▶ [Given task] Show only lines that include "color".

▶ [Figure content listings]

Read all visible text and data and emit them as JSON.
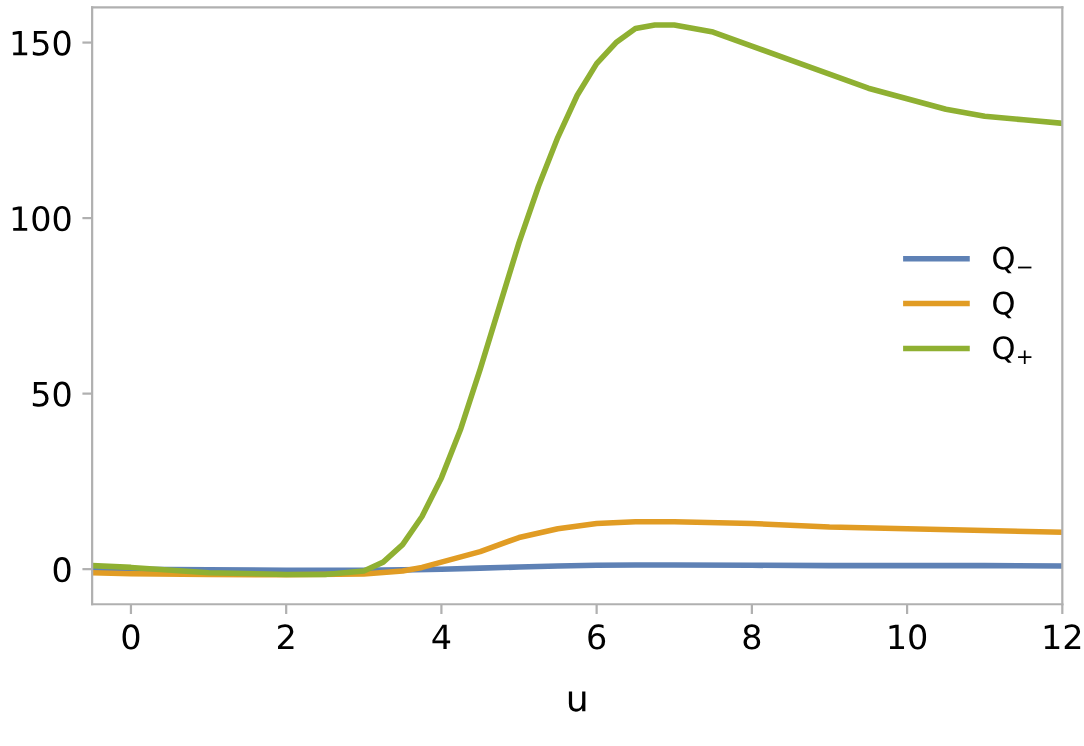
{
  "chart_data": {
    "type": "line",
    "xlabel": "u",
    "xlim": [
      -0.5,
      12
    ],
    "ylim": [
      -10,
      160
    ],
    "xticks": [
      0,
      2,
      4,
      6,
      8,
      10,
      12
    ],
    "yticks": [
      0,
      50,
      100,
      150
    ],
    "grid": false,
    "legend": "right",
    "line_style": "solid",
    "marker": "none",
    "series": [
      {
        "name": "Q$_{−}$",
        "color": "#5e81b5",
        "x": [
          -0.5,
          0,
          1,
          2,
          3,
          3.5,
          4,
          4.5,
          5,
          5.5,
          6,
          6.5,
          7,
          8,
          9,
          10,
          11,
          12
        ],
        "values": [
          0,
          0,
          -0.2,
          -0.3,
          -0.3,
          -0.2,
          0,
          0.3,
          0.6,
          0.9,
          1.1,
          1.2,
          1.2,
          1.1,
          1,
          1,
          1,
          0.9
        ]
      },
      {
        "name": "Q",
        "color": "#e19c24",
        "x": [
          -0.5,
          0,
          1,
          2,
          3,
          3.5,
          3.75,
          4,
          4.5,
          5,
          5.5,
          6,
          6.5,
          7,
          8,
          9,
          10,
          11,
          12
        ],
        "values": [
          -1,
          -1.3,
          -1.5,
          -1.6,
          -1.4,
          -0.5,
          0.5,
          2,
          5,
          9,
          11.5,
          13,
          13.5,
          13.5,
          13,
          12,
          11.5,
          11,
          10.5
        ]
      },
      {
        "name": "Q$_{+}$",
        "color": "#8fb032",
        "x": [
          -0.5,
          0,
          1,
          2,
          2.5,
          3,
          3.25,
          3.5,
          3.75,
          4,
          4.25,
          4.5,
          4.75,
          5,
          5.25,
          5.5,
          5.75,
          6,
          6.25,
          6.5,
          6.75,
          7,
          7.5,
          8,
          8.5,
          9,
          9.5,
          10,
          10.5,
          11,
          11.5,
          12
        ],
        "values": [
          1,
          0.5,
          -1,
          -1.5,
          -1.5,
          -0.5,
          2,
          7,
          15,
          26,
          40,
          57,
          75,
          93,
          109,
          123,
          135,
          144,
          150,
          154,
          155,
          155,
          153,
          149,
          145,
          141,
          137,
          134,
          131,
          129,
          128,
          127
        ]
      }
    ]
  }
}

▶ [Solution below]
        "color": "#5e81b5",
        "color": "#e19c24",
        "color": "#8fb032",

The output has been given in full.